久しぶりに手打ちの話。
手打ち打法
「手打ち打法」は、伝統的な腰を回し、腕を体で引っ張って加速させる「引っ張り打法」と対比する為の名称です。
簡単に手打ちのメカニズムの仮説を説明します。
自動システム
あなたは、食事中にお箸の動きを意識しないはず。また、ボールを投げる時や自転車を漕ぐ時、走る時、車の運転をする時もそう。
細部を意識するとむしろ動きづらいはずで、基本的には意識外の本能の自動制御に任せているはず。
あなたの「こうしよう」「こうなりたい」という漠然とした「感情」に基づいた動きが自動的に引き出されます。
お箸の動き、あるいは車の運転を想像してください。
超繊細な動作です。
指でお箸を操り豆をつまむ簡単なことを、超高価な精密ロボットはできません。
自動車で直進するだけでも、あなたは無意識にアクセルペダルとブレーキペダル、そしてハンドルを忙しなく操作しています。そして、ほとんどミスを犯しません。
「お箸の動作や運転を言葉で説明しながらやれ」と言われても、あなたには不可能でしょう。聞き取れないレベルの早口が必要です。
人体には、顕在意識に知覚させずに、物事を正確に実行するシステムが備わっています。
あなたは「お箸は練習したよ。だからできるんだよ」と思うかもしれません。
しかし、例えば、ロボットにお箸を使わせるとなると、それにはお箸の加速度を検知し、それを元に手元の重心を繊細に調整し、かつ摘んだ物を壊さない程度に指を締め付ける操作が必要となります。
-- -- --
#### 課題の目的
手打ち打法についての文章で、「手打ち打法」という名称は何と対比するためのものとされているか。

#### 表示資料
-- -- --
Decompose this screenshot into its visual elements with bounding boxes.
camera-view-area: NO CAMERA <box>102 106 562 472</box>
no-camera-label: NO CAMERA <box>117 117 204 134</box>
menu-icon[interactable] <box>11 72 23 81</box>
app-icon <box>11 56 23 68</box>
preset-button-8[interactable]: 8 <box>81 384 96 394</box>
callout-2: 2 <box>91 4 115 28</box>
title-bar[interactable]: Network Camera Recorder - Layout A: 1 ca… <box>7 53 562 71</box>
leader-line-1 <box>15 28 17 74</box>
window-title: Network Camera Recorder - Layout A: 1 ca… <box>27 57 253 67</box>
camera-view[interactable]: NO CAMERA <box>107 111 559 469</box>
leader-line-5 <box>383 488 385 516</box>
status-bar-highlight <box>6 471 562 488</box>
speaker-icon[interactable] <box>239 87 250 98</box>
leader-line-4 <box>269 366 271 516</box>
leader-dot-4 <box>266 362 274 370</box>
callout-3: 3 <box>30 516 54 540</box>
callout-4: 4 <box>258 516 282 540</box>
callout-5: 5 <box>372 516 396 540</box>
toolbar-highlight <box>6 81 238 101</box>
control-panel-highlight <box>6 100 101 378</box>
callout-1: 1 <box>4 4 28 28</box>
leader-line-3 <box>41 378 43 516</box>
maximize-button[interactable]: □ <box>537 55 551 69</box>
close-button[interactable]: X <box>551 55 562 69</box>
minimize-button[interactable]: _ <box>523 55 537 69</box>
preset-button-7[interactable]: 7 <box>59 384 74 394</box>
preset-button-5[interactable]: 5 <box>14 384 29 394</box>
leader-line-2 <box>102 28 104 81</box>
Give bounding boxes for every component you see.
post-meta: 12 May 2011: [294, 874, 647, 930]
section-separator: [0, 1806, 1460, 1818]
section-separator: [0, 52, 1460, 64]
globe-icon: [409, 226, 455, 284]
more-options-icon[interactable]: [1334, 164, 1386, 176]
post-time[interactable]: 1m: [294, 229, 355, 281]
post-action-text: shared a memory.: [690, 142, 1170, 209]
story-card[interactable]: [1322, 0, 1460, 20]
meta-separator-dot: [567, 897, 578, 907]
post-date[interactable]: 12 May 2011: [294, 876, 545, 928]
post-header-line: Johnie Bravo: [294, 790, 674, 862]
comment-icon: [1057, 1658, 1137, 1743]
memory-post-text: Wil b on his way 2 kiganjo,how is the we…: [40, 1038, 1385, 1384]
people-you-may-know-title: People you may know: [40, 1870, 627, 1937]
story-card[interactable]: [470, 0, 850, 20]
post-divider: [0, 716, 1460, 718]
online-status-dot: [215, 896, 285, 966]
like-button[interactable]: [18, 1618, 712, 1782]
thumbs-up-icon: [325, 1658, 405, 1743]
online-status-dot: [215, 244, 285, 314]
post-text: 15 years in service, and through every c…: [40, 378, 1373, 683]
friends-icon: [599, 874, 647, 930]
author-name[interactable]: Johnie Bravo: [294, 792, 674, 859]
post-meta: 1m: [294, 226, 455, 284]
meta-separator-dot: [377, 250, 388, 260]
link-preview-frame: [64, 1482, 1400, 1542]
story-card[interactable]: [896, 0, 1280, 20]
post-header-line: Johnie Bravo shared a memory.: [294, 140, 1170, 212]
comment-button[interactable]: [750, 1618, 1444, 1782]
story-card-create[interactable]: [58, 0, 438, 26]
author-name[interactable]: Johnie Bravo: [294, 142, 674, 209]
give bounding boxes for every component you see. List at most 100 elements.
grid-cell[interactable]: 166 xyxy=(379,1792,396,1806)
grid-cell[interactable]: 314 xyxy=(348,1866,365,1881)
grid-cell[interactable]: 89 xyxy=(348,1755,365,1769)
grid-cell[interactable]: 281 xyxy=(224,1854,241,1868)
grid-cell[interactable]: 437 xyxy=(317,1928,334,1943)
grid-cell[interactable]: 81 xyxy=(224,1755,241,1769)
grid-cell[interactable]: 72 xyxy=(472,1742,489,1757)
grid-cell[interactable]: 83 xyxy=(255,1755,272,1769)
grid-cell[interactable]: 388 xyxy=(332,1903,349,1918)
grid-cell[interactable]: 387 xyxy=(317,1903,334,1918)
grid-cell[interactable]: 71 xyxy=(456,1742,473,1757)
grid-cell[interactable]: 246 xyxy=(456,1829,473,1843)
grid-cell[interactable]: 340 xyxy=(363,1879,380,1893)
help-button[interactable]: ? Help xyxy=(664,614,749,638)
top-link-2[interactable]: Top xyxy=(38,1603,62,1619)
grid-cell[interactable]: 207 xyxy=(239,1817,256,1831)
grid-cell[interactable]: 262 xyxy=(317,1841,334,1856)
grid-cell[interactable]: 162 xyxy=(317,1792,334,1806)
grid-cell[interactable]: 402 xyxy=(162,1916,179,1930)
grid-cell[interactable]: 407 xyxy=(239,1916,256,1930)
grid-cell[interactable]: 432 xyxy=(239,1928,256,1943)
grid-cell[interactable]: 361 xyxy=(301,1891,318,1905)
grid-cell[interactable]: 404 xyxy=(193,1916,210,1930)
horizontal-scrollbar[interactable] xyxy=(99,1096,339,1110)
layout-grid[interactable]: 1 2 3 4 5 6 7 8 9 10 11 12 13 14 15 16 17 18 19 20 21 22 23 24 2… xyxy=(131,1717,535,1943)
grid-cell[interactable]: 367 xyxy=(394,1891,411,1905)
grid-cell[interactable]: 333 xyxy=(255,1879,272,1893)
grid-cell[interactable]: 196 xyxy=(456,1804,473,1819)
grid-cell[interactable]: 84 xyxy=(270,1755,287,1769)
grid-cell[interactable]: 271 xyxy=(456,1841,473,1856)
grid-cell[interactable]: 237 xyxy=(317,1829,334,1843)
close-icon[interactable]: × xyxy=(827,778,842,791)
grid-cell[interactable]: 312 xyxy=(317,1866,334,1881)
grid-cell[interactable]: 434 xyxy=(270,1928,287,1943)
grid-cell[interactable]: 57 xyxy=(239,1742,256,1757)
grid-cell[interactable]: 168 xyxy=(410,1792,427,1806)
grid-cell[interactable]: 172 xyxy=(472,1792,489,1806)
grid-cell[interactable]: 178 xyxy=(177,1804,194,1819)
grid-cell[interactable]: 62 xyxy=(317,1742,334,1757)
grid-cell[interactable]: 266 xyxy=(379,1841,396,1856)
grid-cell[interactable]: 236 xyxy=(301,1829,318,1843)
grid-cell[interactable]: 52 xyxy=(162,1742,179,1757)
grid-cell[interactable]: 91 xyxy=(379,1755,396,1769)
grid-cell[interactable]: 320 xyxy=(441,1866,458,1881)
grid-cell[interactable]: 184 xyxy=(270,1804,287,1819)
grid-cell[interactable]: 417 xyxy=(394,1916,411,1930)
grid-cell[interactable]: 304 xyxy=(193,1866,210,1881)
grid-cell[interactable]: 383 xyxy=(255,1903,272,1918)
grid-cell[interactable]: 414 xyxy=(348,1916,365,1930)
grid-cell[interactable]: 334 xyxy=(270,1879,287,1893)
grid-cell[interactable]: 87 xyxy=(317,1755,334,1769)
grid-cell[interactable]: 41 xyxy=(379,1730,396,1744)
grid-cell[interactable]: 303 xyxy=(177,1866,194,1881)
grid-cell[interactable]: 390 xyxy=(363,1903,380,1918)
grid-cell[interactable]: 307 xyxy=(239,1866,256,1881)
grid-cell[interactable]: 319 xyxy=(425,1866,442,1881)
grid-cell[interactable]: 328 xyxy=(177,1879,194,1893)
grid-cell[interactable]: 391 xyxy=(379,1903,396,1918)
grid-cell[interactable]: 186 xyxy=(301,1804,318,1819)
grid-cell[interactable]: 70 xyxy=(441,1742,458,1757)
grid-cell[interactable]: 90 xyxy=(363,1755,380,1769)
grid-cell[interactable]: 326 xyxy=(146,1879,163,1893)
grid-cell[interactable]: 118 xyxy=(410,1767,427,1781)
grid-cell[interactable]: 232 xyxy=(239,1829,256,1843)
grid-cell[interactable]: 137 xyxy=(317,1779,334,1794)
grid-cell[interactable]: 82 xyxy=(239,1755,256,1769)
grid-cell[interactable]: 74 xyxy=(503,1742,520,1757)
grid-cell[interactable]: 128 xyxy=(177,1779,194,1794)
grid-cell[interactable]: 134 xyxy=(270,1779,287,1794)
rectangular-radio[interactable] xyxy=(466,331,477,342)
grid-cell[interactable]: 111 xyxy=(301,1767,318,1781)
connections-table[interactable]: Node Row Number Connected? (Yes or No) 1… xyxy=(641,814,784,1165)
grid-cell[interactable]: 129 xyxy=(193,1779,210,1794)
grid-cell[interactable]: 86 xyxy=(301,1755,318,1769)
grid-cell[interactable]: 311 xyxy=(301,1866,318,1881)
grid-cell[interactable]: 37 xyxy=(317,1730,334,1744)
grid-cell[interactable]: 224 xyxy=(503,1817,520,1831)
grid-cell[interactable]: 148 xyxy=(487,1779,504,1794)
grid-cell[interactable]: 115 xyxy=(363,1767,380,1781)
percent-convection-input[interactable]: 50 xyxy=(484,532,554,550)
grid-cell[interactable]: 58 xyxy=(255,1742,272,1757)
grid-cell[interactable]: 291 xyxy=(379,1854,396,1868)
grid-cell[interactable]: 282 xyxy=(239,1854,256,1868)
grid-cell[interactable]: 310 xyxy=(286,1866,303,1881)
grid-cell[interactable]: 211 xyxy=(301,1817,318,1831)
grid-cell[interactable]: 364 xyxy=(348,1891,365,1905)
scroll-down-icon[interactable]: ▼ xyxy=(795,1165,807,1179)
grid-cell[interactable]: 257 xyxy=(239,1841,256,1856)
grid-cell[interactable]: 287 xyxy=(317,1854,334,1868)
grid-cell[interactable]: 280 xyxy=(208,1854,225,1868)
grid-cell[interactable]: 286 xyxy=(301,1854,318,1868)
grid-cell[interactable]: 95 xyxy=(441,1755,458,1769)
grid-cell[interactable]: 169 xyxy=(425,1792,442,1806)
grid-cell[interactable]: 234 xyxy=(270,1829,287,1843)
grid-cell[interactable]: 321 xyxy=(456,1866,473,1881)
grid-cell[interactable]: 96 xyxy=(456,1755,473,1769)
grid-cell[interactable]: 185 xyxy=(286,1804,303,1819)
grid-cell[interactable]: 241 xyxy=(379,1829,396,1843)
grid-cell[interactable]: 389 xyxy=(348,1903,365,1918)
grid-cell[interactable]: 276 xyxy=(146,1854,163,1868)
-- -- --
#### 課題の解答
腰を回し、腕を体で引っ張って加速させる伝統的な「引っ張り打法」と対比するための名称である。